» **Exercise objective**
Print each line of the listing once more, precisely as given.

(Dataset items)
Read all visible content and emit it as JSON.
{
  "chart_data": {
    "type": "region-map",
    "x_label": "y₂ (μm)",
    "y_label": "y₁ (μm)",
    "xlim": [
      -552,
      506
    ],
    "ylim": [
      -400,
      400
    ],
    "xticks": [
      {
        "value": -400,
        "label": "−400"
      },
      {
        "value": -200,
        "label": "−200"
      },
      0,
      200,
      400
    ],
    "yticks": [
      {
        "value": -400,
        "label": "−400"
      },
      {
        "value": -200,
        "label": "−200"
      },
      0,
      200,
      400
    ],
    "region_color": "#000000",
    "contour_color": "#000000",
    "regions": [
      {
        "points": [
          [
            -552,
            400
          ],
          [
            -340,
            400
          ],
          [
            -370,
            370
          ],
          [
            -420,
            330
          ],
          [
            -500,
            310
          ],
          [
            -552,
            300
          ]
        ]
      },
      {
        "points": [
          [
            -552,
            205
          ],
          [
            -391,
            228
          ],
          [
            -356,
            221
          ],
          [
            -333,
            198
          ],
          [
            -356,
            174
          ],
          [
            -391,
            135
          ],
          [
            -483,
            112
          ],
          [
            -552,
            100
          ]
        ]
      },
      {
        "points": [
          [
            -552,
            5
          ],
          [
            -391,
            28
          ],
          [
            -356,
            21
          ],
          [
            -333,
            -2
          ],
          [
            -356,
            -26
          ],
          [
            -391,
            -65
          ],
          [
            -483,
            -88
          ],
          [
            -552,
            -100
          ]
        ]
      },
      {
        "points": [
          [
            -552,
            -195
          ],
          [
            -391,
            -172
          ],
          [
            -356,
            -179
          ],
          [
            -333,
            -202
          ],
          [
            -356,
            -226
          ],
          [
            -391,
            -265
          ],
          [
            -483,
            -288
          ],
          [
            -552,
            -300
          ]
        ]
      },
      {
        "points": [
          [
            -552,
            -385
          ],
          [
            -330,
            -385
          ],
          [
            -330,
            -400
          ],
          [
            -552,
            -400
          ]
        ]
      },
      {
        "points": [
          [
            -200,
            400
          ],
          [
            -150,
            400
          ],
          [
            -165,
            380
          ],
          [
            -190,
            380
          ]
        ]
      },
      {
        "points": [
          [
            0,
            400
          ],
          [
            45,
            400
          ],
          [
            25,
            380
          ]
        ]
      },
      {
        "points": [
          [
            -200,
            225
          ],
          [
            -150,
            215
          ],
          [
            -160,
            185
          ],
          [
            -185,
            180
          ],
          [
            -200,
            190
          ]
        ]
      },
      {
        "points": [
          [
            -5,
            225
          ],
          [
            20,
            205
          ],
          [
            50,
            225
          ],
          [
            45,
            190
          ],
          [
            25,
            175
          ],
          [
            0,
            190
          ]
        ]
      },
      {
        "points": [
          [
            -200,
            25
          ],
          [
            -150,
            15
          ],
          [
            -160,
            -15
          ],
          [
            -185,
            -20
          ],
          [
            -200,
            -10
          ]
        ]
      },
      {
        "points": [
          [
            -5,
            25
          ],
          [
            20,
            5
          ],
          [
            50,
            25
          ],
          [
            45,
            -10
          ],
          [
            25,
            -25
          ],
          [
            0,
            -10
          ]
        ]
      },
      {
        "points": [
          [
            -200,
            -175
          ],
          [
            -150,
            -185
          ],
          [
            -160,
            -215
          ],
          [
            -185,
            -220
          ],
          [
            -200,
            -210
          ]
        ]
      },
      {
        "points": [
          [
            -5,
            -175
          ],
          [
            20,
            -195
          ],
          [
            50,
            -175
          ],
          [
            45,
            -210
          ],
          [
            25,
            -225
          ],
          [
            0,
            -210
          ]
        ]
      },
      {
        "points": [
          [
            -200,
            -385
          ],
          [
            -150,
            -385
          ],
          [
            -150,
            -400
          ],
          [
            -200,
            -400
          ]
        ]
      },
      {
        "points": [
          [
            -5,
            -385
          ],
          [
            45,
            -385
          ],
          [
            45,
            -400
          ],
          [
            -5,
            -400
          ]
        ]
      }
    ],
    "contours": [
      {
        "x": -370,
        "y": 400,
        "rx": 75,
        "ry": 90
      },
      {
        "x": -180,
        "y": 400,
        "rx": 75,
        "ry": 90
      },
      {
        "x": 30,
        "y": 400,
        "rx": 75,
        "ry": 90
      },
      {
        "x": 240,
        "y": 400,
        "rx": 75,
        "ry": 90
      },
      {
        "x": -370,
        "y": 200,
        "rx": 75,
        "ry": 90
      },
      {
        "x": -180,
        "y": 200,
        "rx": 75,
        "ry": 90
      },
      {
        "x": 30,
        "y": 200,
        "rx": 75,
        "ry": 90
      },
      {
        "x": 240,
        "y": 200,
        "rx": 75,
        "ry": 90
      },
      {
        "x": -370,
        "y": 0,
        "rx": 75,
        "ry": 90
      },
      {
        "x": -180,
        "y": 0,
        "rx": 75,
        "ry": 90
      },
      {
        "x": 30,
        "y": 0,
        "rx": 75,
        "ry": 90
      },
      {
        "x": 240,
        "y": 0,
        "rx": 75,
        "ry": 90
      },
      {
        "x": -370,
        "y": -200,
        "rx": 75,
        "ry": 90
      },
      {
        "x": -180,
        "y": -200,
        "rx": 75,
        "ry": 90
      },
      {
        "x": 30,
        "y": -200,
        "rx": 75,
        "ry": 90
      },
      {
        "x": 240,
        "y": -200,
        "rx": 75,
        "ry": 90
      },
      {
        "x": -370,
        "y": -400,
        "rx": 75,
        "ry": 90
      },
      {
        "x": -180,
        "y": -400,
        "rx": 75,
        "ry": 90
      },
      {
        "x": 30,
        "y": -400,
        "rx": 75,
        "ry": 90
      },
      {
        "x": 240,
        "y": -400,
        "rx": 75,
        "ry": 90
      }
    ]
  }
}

» **Reply to the exercise**
Read all visible content and emit it as JSON.
{
  "chart_data": {
    "type": "region-map",
    "x_label": "y₂ (μm)",
    "y_label": "y₁ (μm)",
    "xlim": [
      -552,
      506
    ],
    "ylim": [
      -400,
      400
    ],
    "xticks": [
      {
        "value": -400,
        "label": "−400"
      },
      {
        "value": -200,
        "label": "−200"
      },
      0,
      200,
      400
    ],
    "yticks": [
      {
        "value": -400,
        "label": "−400"
      },
      {
        "value": -200,
        "label": "−200"
      },
      0,
      200,
      400
    ],
    "region_color": "#000000",
    "contour_color": "#000000",
    "regions": [
      {
        "points": [
          [
            -552,
            400
          ],
          [
            -340,
            400
          ],
          [
            -370,
            370
          ],
          [
            -420,
            330
          ],
          [
            -500,
            310
          ],
          [
            -552,
            300
          ]
        ]
      },
      {
        "points": [
          [
            -552,
            205
          ],
          [
            -391,
            228
          ],
          [
            -356,
            221
          ],
          [
            -333,
            198
          ],
          [
            -356,
            174
          ],
          [
            -391,
            135
          ],
          [
            -483,
            112
          ],
          [
            -552,
            100
          ]
        ]
      },
      {
        "points": [
          [
            -552,
            5
          ],
          [
            -391,
            28
          ],
          [
            -356,
            21
          ],
          [
            -333,
            -2
          ],
          [
            -356,
            -26
          ],
          [
            -391,
            -65
          ],
          [
            -483,
            -88
          ],
          [
            -552,
            -100
          ]
        ]
      },
      {
        "points": [
          [
            -552,
            -195
          ],
          [
            -391,
            -172
          ],
          [
            -356,
            -179
          ],
          [
            -333,
            -202
          ],
          [
            -356,
            -226
          ],
          [
            -391,
            -265
          ],
          [
            -483,
            -288
          ],
          [
            -552,
            -300
          ]
        ]
      },
      {
        "points": [
          [
            -552,
            -385
          ],
          [
            -330,
            -385
          ],
          [
            -330,
            -400
          ],
          [
            -552,
            -400
          ]
        ]
      },
      {
        "points": [
          [
            -200,
            400
          ],
          [
            -150,
            400
          ],
          [
            -165,
            380
          ],
          [
            -190,
            380
          ]
        ]
      },
      {
        "points": [
          [
            0,
            400
          ],
          [
            45,
            400
          ],
          [
            25,
            380
          ]
        ]
      },
      {
        "points": [
          [
            -200,
            225
          ],
          [
            -150,
            215
          ],
          [
            -160,
            185
          ],
          [
            -185,
            180
          ],
          [
            -200,
            190
          ]
        ]
      },
      {
        "points": [
          [
            -5,
            225
          ],
          [
            20,
            205
          ],
          [
            50,
            225
          ],
          [
            45,
            190
          ],
          [
            25,
            175
          ],
          [
            0,
            190
          ]
        ]
      },
      {
        "points": [
          [
            -200,
            25
          ],
          [
            -150,
            15
          ],
          [
            -160,
            -15
          ],
          [
            -185,
            -20
          ],
          [
            -200,
            -10
          ]
        ]
      },
      {
        "points": [
          [
            -5,
            25
          ],
          [
            20,
            5
          ],
          [
            50,
            25
          ],
          [
            45,
            -10
          ],
          [
            25,
            -25
          ],
          [
            0,
            -10
          ]
        ]
      },
      {
        "points": [
          [
            -200,
            -175
          ],
          [
            -150,
            -185
          ],
          [
            -160,
            -215
          ],
          [
            -185,
            -220
          ],
          [
            -200,
            -210
          ]
        ]
      },
      {
        "points": [
          [
            -5,
            -175
          ],
          [
            20,
            -195
          ],
          [
            50,
            -175
          ],
          [
            45,
            -210
          ],
          [
            25,
            -225
          ],
          [
            0,
            -210
          ]
        ]
      },
      {
        "points": [
          [
            -200,
            -385
          ],
          [
            -150,
            -385
          ],
          [
            -150,
            -400
          ],
          [
            -200,
            -400
          ]
        ]
      },
      {
        "points": [
          [
            -5,
            -385
          ],
          [
            45,
            -385
          ],
          [
            45,
            -400
          ],
          [
            -5,
            -400
          ]
        ]
      }
    ],
    "contours": [
      {
        "x": -370,
        "y": 400,
        "rx": 75,
        "ry": 90
      },
      {
        "x": -180,
        "y": 400,
        "rx": 75,
        "ry": 90
      },
      {
        "x": 30,
        "y": 400,
        "rx": 75,
        "ry": 90
      },
      {
        "x": 240,
        "y": 400,
        "rx": 75,
        "ry": 90
      },
      {
        "x": -370,
        "y": 200,
        "rx": 75,
        "ry": 90
      },
      {
        "x": -180,
        "y": 200,
        "rx": 75,
        "ry": 90
      },
      {
        "x": 30,
        "y": 200,
        "rx": 75,
        "ry": 90
      },
      {
        "x": 240,
        "y": 200,
        "rx": 75,
        "ry": 90
      },
      {
        "x": -370,
        "y": 0,
        "rx": 75,
        "ry": 90
      },
      {
        "x": -180,
        "y": 0,
        "rx": 75,
        "ry": 90
      },
      {
        "x": 30,
        "y": 0,
        "rx": 75,
        "ry": 90
      },
      {
        "x": 240,
        "y": 0,
        "rx": 75,
        "ry": 90
      },
      {
        "x": -370,
        "y": -200,
        "rx": 75,
        "ry": 90
      },
      {
        "x": -180,
        "y": -200,
        "rx": 75,
        "ry": 90
      },
      {
        "x": 30,
        "y": -200,
        "rx": 75,
        "ry": 90
      },
      {
        "x": 240,
        "y": -200,
        "rx": 75,
        "ry": 90
      },
      {
        "x": -370,
        "y": -400,
        "rx": 75,
        "ry": 90
      },
      {
        "x": -180,
        "y": -400,
        "rx": 75,
        "ry": 90
      },
      {
        "x": 30,
        "y": -400,
        "rx": 75,
        "ry": 90
      },
      {
        "x": 240,
        "y": -400,
        "rx": 75,
        "ry": 90
      }
    ]
  }
}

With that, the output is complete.